THE REQUEST:
Where a line of the material contains the string "absolutely", copy that line.
— START INFORMATION SUPPLIED —
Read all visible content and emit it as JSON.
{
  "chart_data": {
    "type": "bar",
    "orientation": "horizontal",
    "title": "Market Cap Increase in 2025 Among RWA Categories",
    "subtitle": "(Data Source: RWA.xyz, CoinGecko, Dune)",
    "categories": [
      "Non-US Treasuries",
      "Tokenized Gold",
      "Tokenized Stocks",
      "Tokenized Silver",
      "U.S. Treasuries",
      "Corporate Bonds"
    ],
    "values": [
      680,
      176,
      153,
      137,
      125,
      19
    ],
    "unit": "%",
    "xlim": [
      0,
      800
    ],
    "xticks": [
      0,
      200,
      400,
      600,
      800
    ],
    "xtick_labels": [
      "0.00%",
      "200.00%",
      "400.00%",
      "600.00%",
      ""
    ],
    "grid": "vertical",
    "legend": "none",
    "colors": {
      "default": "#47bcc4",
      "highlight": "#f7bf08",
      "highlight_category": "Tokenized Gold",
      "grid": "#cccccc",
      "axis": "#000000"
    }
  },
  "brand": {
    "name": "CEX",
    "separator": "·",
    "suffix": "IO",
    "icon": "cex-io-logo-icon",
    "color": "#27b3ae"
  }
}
— END INFORMATION SUPPLIED —
— START INFORMATION SUPPLIED —
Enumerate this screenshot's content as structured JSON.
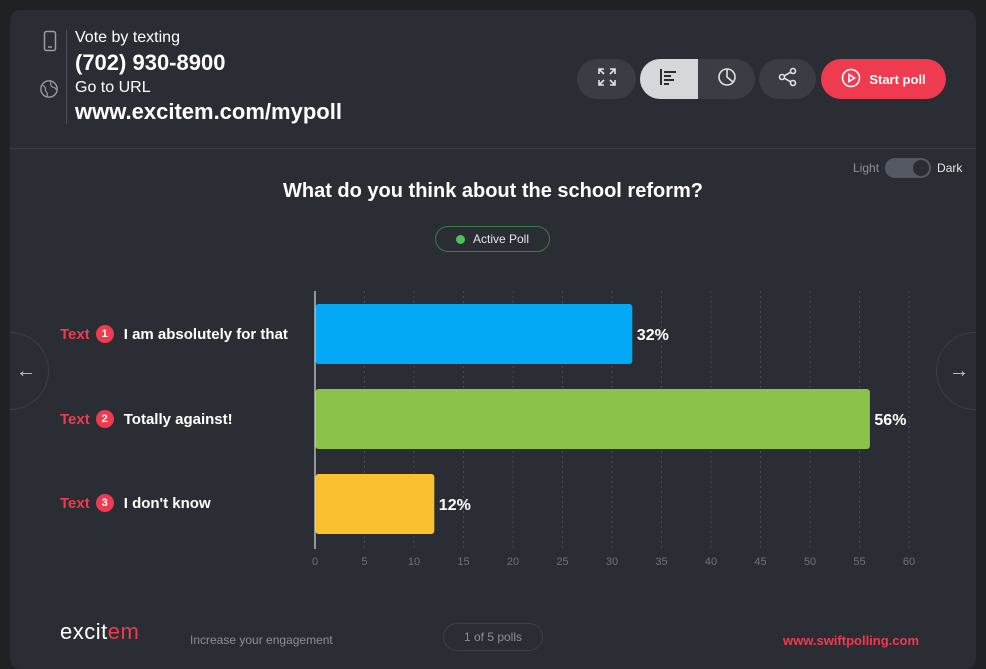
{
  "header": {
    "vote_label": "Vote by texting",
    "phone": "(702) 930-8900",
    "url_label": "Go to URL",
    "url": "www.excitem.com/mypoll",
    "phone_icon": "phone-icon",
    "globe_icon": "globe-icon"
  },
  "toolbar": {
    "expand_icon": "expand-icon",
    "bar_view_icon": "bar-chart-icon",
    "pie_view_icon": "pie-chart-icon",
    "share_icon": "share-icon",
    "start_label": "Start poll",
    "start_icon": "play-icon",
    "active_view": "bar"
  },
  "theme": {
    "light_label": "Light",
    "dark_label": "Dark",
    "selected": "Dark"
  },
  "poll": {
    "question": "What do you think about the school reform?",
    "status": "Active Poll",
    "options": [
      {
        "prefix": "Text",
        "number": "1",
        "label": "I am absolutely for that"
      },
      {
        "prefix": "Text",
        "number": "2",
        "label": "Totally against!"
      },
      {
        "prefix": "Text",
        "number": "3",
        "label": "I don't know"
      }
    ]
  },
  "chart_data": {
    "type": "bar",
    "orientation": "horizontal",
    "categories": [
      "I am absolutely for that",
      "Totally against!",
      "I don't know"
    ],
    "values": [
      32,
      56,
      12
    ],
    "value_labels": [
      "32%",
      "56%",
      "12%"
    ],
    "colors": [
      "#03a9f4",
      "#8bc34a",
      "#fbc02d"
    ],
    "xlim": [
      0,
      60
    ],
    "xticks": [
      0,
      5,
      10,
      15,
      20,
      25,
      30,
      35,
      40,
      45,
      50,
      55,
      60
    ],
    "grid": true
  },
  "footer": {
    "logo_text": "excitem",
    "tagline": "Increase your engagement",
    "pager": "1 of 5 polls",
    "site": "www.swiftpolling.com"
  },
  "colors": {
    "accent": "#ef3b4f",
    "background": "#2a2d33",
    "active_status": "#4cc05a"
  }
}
— END INFORMATION SUPPLIED —
— START INFORMATION SUPPLIED —
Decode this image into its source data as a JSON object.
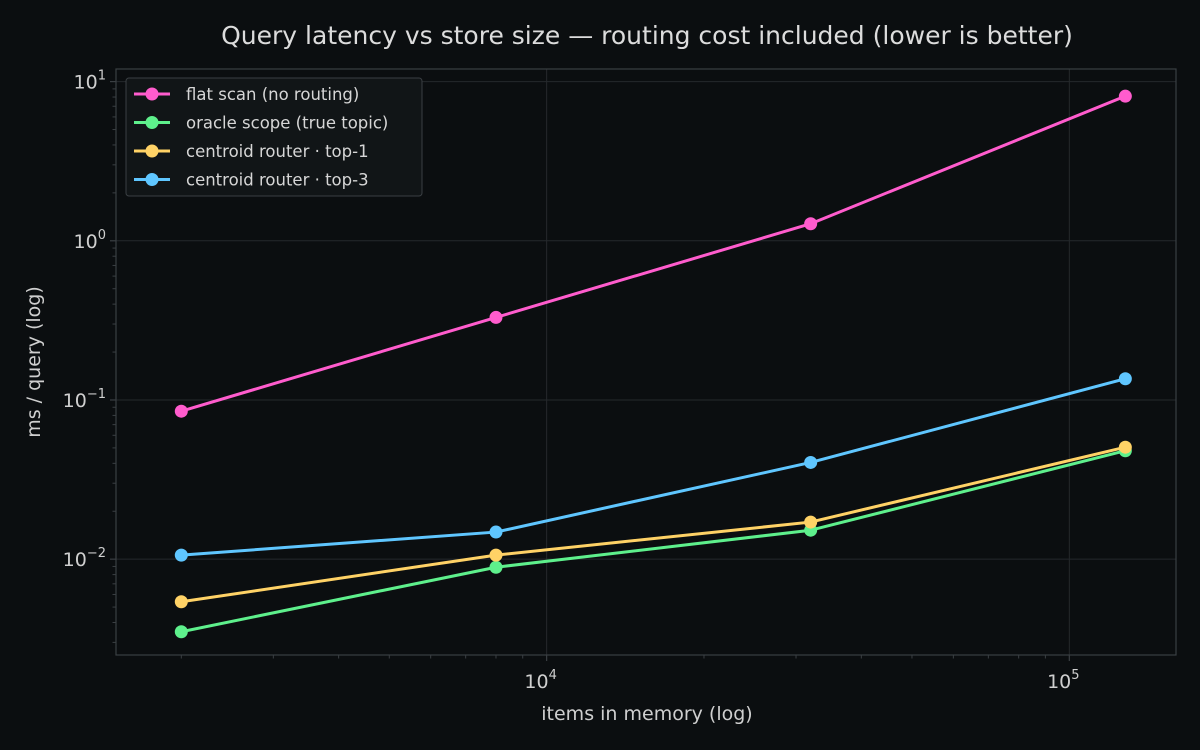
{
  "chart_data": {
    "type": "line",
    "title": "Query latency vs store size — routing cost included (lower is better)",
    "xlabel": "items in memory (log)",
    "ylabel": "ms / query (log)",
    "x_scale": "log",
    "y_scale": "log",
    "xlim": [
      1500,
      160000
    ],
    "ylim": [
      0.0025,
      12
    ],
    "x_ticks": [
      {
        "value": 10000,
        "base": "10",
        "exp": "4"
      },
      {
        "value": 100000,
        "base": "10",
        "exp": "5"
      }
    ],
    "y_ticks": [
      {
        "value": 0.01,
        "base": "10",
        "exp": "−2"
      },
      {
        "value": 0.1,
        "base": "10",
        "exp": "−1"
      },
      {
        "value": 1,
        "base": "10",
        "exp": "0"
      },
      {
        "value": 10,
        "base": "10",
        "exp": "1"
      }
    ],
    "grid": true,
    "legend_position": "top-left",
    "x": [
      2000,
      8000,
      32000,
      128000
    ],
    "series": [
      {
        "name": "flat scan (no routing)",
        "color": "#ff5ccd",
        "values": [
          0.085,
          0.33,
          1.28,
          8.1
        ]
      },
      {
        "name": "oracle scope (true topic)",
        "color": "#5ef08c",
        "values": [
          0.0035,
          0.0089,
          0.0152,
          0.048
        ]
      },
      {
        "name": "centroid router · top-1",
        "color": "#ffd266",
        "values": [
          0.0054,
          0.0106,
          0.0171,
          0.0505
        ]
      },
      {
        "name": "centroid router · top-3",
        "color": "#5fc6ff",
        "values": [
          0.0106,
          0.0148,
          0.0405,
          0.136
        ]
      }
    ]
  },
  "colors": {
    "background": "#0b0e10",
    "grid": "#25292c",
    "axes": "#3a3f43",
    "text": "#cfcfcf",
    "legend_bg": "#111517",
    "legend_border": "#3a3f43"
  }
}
— END INFORMATION SUPPLIED —
PROBLEM SOLUTION:
        "label": "I am absolutely for that"
      "I am absolutely for that",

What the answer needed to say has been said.